**AIM OF THE TASK:** Scan the lines below for the string "xlabel" and report how many lines contain it, giving only the number.

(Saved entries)

↓

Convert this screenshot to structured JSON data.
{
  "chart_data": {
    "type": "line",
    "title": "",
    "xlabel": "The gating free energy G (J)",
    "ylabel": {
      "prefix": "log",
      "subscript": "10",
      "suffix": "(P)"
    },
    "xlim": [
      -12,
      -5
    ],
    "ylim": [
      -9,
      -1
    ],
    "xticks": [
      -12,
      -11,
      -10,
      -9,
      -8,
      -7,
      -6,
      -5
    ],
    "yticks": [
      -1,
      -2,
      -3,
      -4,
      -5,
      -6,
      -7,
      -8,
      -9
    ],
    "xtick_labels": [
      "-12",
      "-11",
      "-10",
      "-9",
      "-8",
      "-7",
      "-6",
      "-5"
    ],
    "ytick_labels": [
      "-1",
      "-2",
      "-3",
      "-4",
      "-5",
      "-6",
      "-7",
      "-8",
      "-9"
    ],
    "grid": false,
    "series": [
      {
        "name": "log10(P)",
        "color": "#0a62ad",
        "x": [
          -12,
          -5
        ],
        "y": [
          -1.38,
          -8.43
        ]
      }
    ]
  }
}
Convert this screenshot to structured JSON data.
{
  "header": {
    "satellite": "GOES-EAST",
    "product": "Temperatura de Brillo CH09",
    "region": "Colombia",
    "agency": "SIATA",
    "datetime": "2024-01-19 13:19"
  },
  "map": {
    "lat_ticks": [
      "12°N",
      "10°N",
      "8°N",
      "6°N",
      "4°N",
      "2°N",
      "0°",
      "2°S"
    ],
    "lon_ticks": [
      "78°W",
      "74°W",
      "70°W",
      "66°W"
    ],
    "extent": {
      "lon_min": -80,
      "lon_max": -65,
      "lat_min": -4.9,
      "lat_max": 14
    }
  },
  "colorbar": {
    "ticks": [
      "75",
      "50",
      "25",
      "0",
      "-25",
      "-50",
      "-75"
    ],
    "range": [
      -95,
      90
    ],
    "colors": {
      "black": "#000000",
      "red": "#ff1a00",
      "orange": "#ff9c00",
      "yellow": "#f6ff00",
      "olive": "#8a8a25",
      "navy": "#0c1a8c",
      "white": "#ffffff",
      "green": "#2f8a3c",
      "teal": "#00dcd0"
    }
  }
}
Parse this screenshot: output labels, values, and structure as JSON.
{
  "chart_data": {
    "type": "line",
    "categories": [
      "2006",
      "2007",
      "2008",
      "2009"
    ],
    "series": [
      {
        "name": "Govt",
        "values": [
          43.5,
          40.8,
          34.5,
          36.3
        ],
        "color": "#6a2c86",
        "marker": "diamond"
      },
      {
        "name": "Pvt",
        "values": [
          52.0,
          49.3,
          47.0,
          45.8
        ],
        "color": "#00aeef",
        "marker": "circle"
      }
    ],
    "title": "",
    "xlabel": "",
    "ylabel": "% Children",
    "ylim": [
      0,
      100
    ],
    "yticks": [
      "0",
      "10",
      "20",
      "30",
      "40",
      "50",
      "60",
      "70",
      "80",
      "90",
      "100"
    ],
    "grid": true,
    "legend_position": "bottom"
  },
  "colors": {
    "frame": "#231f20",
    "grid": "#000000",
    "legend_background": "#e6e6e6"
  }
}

↑

**FINAL RESULT:** 2